*Aim of the exercise*
Each line below should be quoted exactly, please.

*Dataset excerpts*
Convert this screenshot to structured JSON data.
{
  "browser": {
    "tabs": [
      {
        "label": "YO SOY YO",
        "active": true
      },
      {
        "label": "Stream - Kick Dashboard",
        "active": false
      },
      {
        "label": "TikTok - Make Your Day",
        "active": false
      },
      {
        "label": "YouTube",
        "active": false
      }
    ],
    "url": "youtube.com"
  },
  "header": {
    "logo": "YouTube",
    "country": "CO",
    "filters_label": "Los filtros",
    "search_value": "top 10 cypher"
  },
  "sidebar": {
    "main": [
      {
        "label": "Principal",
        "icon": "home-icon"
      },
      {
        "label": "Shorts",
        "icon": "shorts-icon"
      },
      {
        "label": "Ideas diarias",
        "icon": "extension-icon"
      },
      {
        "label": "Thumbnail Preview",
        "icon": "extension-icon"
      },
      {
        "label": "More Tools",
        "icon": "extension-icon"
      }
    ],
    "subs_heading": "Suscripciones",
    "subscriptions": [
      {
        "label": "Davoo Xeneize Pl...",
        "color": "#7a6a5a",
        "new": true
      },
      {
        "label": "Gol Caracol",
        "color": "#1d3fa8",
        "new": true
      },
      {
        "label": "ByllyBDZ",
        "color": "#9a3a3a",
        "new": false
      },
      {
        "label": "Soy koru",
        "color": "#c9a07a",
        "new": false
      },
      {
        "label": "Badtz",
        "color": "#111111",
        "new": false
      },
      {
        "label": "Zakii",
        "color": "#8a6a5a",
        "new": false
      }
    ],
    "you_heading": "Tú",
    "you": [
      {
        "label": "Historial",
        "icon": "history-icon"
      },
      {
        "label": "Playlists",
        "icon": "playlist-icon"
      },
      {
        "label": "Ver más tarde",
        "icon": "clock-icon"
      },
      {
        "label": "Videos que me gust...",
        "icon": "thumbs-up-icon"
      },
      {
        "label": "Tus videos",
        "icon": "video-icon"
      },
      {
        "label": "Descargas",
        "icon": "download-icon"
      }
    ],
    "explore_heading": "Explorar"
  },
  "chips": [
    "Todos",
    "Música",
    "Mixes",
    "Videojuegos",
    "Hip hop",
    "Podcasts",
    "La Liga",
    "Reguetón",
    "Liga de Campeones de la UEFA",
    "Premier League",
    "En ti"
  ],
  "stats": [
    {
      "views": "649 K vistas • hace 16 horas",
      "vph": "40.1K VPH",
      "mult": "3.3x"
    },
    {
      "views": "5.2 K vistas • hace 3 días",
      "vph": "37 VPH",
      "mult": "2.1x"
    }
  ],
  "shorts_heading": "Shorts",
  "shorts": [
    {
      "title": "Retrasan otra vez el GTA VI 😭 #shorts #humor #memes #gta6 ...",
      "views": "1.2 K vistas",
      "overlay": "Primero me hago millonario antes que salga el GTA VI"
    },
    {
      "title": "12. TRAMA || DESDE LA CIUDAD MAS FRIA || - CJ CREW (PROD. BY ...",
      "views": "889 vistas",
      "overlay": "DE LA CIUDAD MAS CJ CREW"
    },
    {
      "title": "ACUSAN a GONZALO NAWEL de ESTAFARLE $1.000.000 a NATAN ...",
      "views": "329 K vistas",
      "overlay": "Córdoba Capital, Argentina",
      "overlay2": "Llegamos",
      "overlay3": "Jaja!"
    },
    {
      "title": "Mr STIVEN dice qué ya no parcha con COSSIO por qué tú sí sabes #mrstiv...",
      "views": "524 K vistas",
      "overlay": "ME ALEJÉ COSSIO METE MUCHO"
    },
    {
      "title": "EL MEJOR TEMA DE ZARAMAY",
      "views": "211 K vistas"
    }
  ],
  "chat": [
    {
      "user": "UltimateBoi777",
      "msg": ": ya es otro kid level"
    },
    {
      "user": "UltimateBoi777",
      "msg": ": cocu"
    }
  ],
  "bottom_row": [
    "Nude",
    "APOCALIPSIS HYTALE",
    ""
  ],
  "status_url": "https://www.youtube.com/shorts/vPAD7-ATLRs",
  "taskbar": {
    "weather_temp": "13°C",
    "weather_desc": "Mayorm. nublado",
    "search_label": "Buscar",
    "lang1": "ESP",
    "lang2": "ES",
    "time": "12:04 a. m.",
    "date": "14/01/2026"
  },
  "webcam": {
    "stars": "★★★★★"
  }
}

*Solved exercise*
Convert this screenshot to structured JSON data.
{
  "browser": {
    "tabs": [
      {
        "label": "YO SOY YO",
        "active": true
      },
      {
        "label": "Stream - Kick Dashboard",
        "active": false
      },
      {
        "label": "TikTok - Make Your Day",
        "active": false
      },
      {
        "label": "YouTube",
        "active": false
      }
    ],
    "url": "youtube.com"
  },
  "header": {
    "logo": "YouTube",
    "country": "CO",
    "filters_label": "Los filtros",
    "search_value": "top 10 cypher"
  },
  "sidebar": {
    "main": [
      {
        "label": "Principal",
        "icon": "home-icon"
      },
      {
        "label": "Shorts",
        "icon": "shorts-icon"
      },
      {
        "label": "Ideas diarias",
        "icon": "extension-icon"
      },
      {
        "label": "Thumbnail Preview",
        "icon": "extension-icon"
      },
      {
        "label": "More Tools",
        "icon": "extension-icon"
      }
    ],
    "subs_heading": "Suscripciones",
    "subscriptions": [
      {
        "label": "Davoo Xeneize Pl...",
        "color": "#7a6a5a",
        "new": true
      },
      {
        "label": "Gol Caracol",
        "color": "#1d3fa8",
        "new": true
      },
      {
        "label": "ByllyBDZ",
        "color": "#9a3a3a",
        "new": false
      },
      {
        "label": "Soy koru",
        "color": "#c9a07a",
        "new": false
      },
      {
        "label": "Badtz",
        "color": "#111111",
        "new": false
      },
      {
        "label": "Zakii",
        "color": "#8a6a5a",
        "new": false
      }
    ],
    "you_heading": "Tú",
    "you": [
      {
        "label": "Historial",
        "icon": "history-icon"
      },
      {
        "label": "Playlists",
        "icon": "playlist-icon"
      },
      {
        "label": "Ver más tarde",
        "icon": "clock-icon"
      },
      {
        "label": "Videos que me gust...",
        "icon": "thumbs-up-icon"
      },
      {
        "label": "Tus videos",
        "icon": "video-icon"
      },
      {
        "label": "Descargas",
        "icon": "download-icon"
      }
    ],
    "explore_heading": "Explorar"
  },
  "chips": [
    "Todos",
    "Música",
    "Mixes",
    "Videojuegos",
    "Hip hop",
    "Podcasts",
    "La Liga",
    "Reguetón",
    "Liga de Campeones de la UEFA",
    "Premier League",
    "En ti"
  ],
  "stats": [
    {
      "views": "649 K vistas • hace 16 horas",
      "vph": "40.1K VPH",
      "mult": "3.3x"
    },
    {
      "views": "5.2 K vistas • hace 3 días",
      "vph": "37 VPH",
      "mult": "2.1x"
    }
  ],
  "shorts_heading": "Shorts",
  "shorts": [
    {
      "title": "Retrasan otra vez el GTA VI 😭 #shorts #humor #memes #gta6 ...",
      "views": "1.2 K vistas",
      "overlay": "Primero me hago millonario antes que salga el GTA VI"
    },
    {
      "title": "12. TRAMA || DESDE LA CIUDAD MAS FRIA || - CJ CREW (PROD. BY ...",
      "views": "889 vistas",
      "overlay": "DE LA CIUDAD MAS CJ CREW"
    },
    {
      "title": "ACUSAN a GONZALO NAWEL de ESTAFARLE $1.000.000 a NATAN ...",
      "views": "329 K vistas",
      "overlay": "Córdoba Capital, Argentina",
      "overlay2": "Llegamos",
      "overlay3": "Jaja!"
    },
    {
      "title": "Mr STIVEN dice qué ya no parcha con COSSIO por qué tú sí sabes #mrstiv...",
      "views": "524 K vistas",
      "overlay": "ME ALEJÉ COSSIO METE MUCHO"
    },
    {
      "title": "EL MEJOR TEMA DE ZARAMAY",
      "views": "211 K vistas"
    }
  ],
  "chat": [
    {
      "user": "UltimateBoi777",
      "msg": ": ya es otro kid level"
    },
    {
      "user": "UltimateBoi777",
      "msg": ": cocu"
    }
  ],
  "bottom_row": [
    "Nude",
    "APOCALIPSIS HYTALE",
    ""
  ],
  "status_url": "https://www.youtube.com/shorts/vPAD7-ATLRs",
  "taskbar": {
    "weather_temp": "13°C",
    "weather_desc": "Mayorm. nublado",
    "search_label": "Buscar",
    "lang1": "ESP",
    "lang2": "ES",
    "time": "12:04 a. m.",
    "date": "14/01/2026"
  },
  "webcam": {
    "stars": "★★★★★"
  }
}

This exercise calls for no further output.